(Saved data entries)
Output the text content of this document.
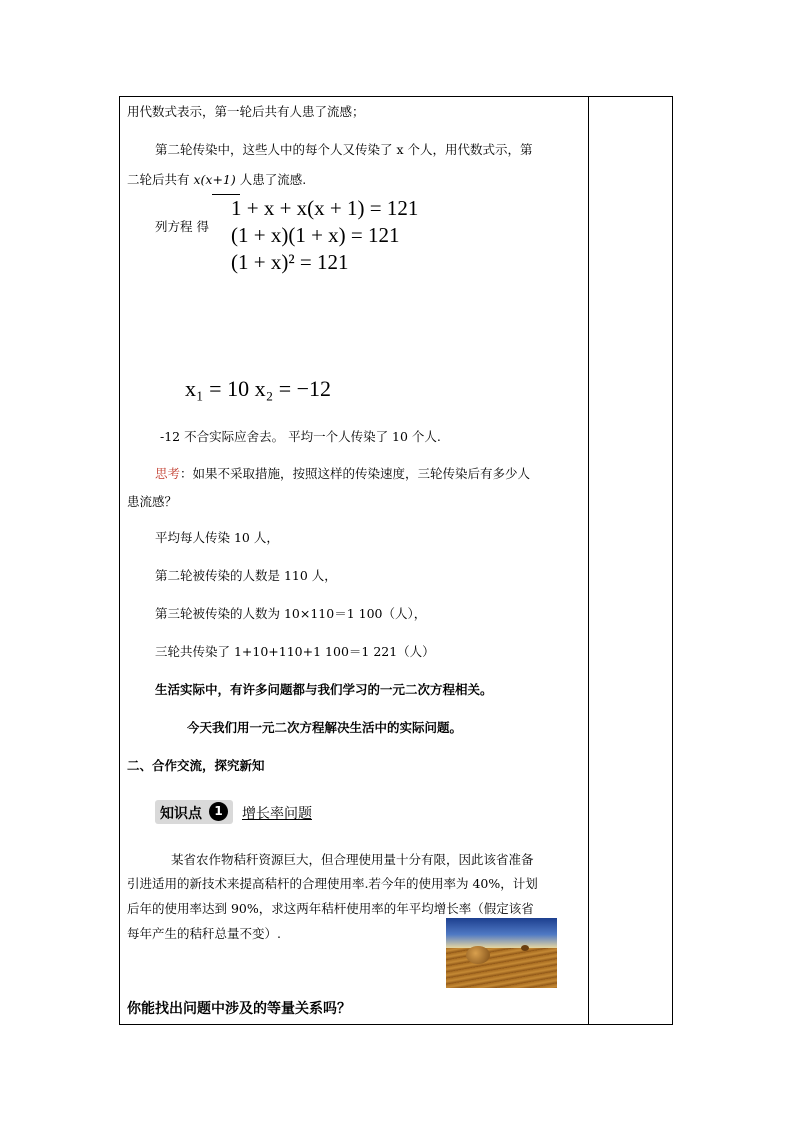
用代数式表示，第一轮后共有人患了流感；
第二轮传染中，这些人中的每个人又传染了 x 个人，用代数式示，第
二轮后共有 x(x+1) 人患了流感.
列方程 得
1 + x + x(x + 1) = 121
(1 + x)(1 + x) = 121
(1 + x)² = 121
x₁ = 10 x₂ = −12
-12 不合实际应舍去。 平均一个人传染了 10 个人.
思考：如果不采取措施，按照这样的传染速度，三轮传染后有多少人
患流感？
平均每人传染 10 人，
第二轮被传染的人数是 110 人，
第三轮被传染的人数为 10×110＝1 100（人），
三轮共传染了 1+10+110+1 100＝1 221（人）
生活实际中，有许多问题都与我们学习的一元二次方程相关。
今天我们用一元二次方程解决生活中的实际问题。
二、合作交流，探究新知
知识点	1	增长率问题
某省农作物秸秆资源巨大，但合理使用量十分有限，因此该省准备
引进适用的新技术来提高秸杆的合理使用率.若今年的使用率为 40%，计划
后年的使用率达到 90%，求这两年秸杆使用率的年平均增长率（假定该省
每年产生的秸秆总量不变）.
你能找出问题中涉及的等量关系吗？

| What is expected |
Without including any pictures, output all the entries above exactly.

| Full output |
Output the text content of this document.
用代数式表示，第一轮后共有人患了流感；
第二轮传染中，这些人中的每个人又传染了 x 个人，用代数式示，第
二轮后共有 x(x+1) 人患了流感.
列方程 得
1 + x + x(x + 1) = 121
(1 + x)(1 + x) = 121
(1 + x)² = 121
x₁ = 10 x₂ = −12
-12 不合实际应舍去。 平均一个人传染了 10 个人.
思考：如果不采取措施，按照这样的传染速度，三轮传染后有多少人
患流感？
平均每人传染 10 人，
第二轮被传染的人数是 110 人，
第三轮被传染的人数为 10×110＝1 100（人），
三轮共传染了 1+10+110+1 100＝1 221（人）
生活实际中，有许多问题都与我们学习的一元二次方程相关。
今天我们用一元二次方程解决生活中的实际问题。
二、合作交流，探究新知
知识点	1	增长率问题
某省农作物秸秆资源巨大，但合理使用量十分有限，因此该省准备
引进适用的新技术来提高秸杆的合理使用率.若今年的使用率为 40%，计划
后年的使用率达到 90%，求这两年秸杆使用率的年平均增长率（假定该省
每年产生的秸秆总量不变）.
你能找出问题中涉及的等量关系吗？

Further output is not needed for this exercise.